## What you need to do
Output each line exactly as it appears, skipping any embedded picture.

## Task input
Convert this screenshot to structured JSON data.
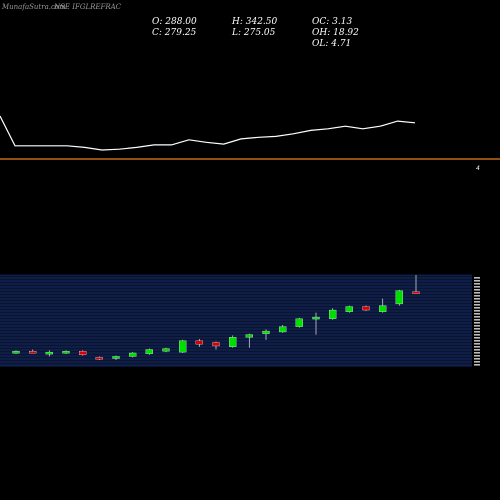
{
  "header": {
    "watermark": "MunafaSutra.com",
    "ticker": "NSE IFGLREFRAC",
    "open": "O: 288.00",
    "close": "C: 279.25",
    "high": "H: 342.50",
    "low": "L: 275.05",
    "oc": "OC: 3.13",
    "oh": "OH: 18.92",
    "ol": "OL: 4.71"
  },
  "chart_data": [
    {
      "type": "line",
      "description_of_colors": {
        "line": "#ffffff",
        "reference": "#e8801a"
      },
      "x": [
        1,
        2,
        3,
        4,
        5,
        6,
        7,
        8,
        9,
        10,
        11,
        12,
        13,
        14,
        15,
        16,
        17,
        18,
        19,
        20,
        21,
        22,
        23,
        24,
        25
      ],
      "values": [
        240,
        205,
        205,
        205,
        205,
        203,
        200,
        201,
        203,
        206,
        206,
        212,
        209,
        207,
        213,
        215,
        216,
        219,
        223,
        225,
        228,
        225,
        228,
        234,
        232
      ],
      "reference_value": 190,
      "reference_label": "4",
      "ylim": [
        170,
        330
      ]
    },
    {
      "type": "candlestick",
      "colors": {
        "up": "#00dd00",
        "down": "#dd0000",
        "grid": "#1f3a8c",
        "background": "#0a1430"
      },
      "candles": [
        {
          "o": 127,
          "h": 129,
          "l": 125,
          "c": 128
        },
        {
          "o": 128,
          "h": 130,
          "l": 126,
          "c": 127
        },
        {
          "o": 127,
          "h": 129,
          "l": 122,
          "c": 127
        },
        {
          "o": 126,
          "h": 129,
          "l": 125,
          "c": 128
        },
        {
          "o": 128,
          "h": 129,
          "l": 123,
          "c": 124
        },
        {
          "o": 121,
          "h": 122,
          "l": 118,
          "c": 120
        },
        {
          "o": 120,
          "h": 123,
          "l": 118,
          "c": 122
        },
        {
          "o": 122,
          "h": 127,
          "l": 121,
          "c": 126
        },
        {
          "o": 125,
          "h": 131,
          "l": 124,
          "c": 130
        },
        {
          "o": 128,
          "h": 132,
          "l": 127,
          "c": 131
        },
        {
          "o": 127,
          "h": 141,
          "l": 126,
          "c": 140
        },
        {
          "o": 140,
          "h": 142,
          "l": 133,
          "c": 136
        },
        {
          "o": 138,
          "h": 139,
          "l": 130,
          "c": 134
        },
        {
          "o": 133,
          "h": 146,
          "l": 132,
          "c": 144
        },
        {
          "o": 144,
          "h": 148,
          "l": 132,
          "c": 147
        },
        {
          "o": 148,
          "h": 153,
          "l": 141,
          "c": 151
        },
        {
          "o": 150,
          "h": 158,
          "l": 149,
          "c": 156
        },
        {
          "o": 156,
          "h": 166,
          "l": 155,
          "c": 165
        },
        {
          "o": 166,
          "h": 172,
          "l": 147,
          "c": 167
        },
        {
          "o": 165,
          "h": 177,
          "l": 164,
          "c": 175
        },
        {
          "o": 173,
          "h": 180,
          "l": 172,
          "c": 179
        },
        {
          "o": 179,
          "h": 180,
          "l": 174,
          "c": 175
        },
        {
          "o": 173,
          "h": 188,
          "l": 172,
          "c": 180
        },
        {
          "o": 182,
          "h": 198,
          "l": 180,
          "c": 197
        },
        {
          "o": 196,
          "h": 215,
          "l": 195,
          "c": 194
        }
      ],
      "ylim": [
        110,
        215
      ]
    }
  ]
}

## Expected answer
Convert this screenshot to structured JSON data.
{
  "header": {
    "watermark": "MunafaSutra.com",
    "ticker": "NSE IFGLREFRAC",
    "open": "O: 288.00",
    "close": "C: 279.25",
    "high": "H: 342.50",
    "low": "L: 275.05",
    "oc": "OC: 3.13",
    "oh": "OH: 18.92",
    "ol": "OL: 4.71"
  },
  "chart_data": [
    {
      "type": "line",
      "description_of_colors": {
        "line": "#ffffff",
        "reference": "#e8801a"
      },
      "x": [
        1,
        2,
        3,
        4,
        5,
        6,
        7,
        8,
        9,
        10,
        11,
        12,
        13,
        14,
        15,
        16,
        17,
        18,
        19,
        20,
        21,
        22,
        23,
        24,
        25
      ],
      "values": [
        240,
        205,
        205,
        205,
        205,
        203,
        200,
        201,
        203,
        206,
        206,
        212,
        209,
        207,
        213,
        215,
        216,
        219,
        223,
        225,
        228,
        225,
        228,
        234,
        232
      ],
      "reference_value": 190,
      "reference_label": "4",
      "ylim": [
        170,
        330
      ]
    },
    {
      "type": "candlestick",
      "colors": {
        "up": "#00dd00",
        "down": "#dd0000",
        "grid": "#1f3a8c",
        "background": "#0a1430"
      },
      "candles": [
        {
          "o": 127,
          "h": 129,
          "l": 125,
          "c": 128
        },
        {
          "o": 128,
          "h": 130,
          "l": 126,
          "c": 127
        },
        {
          "o": 127,
          "h": 129,
          "l": 122,
          "c": 127
        },
        {
          "o": 126,
          "h": 129,
          "l": 125,
          "c": 128
        },
        {
          "o": 128,
          "h": 129,
          "l": 123,
          "c": 124
        },
        {
          "o": 121,
          "h": 122,
          "l": 118,
          "c": 120
        },
        {
          "o": 120,
          "h": 123,
          "l": 118,
          "c": 122
        },
        {
          "o": 122,
          "h": 127,
          "l": 121,
          "c": 126
        },
        {
          "o": 125,
          "h": 131,
          "l": 124,
          "c": 130
        },
        {
          "o": 128,
          "h": 132,
          "l": 127,
          "c": 131
        },
        {
          "o": 127,
          "h": 141,
          "l": 126,
          "c": 140
        },
        {
          "o": 140,
          "h": 142,
          "l": 133,
          "c": 136
        },
        {
          "o": 138,
          "h": 139,
          "l": 130,
          "c": 134
        },
        {
          "o": 133,
          "h": 146,
          "l": 132,
          "c": 144
        },
        {
          "o": 144,
          "h": 148,
          "l": 132,
          "c": 147
        },
        {
          "o": 148,
          "h": 153,
          "l": 141,
          "c": 151
        },
        {
          "o": 150,
          "h": 158,
          "l": 149,
          "c": 156
        },
        {
          "o": 156,
          "h": 166,
          "l": 155,
          "c": 165
        },
        {
          "o": 166,
          "h": 172,
          "l": 147,
          "c": 167
        },
        {
          "o": 165,
          "h": 177,
          "l": 164,
          "c": 175
        },
        {
          "o": 173,
          "h": 180,
          "l": 172,
          "c": 179
        },
        {
          "o": 179,
          "h": 180,
          "l": 174,
          "c": 175
        },
        {
          "o": 173,
          "h": 188,
          "l": 172,
          "c": 180
        },
        {
          "o": 182,
          "h": 198,
          "l": 180,
          "c": 197
        },
        {
          "o": 196,
          "h": 215,
          "l": 195,
          "c": 194
        }
      ],
      "ylim": [
        110,
        215
      ]
    }
  ]
}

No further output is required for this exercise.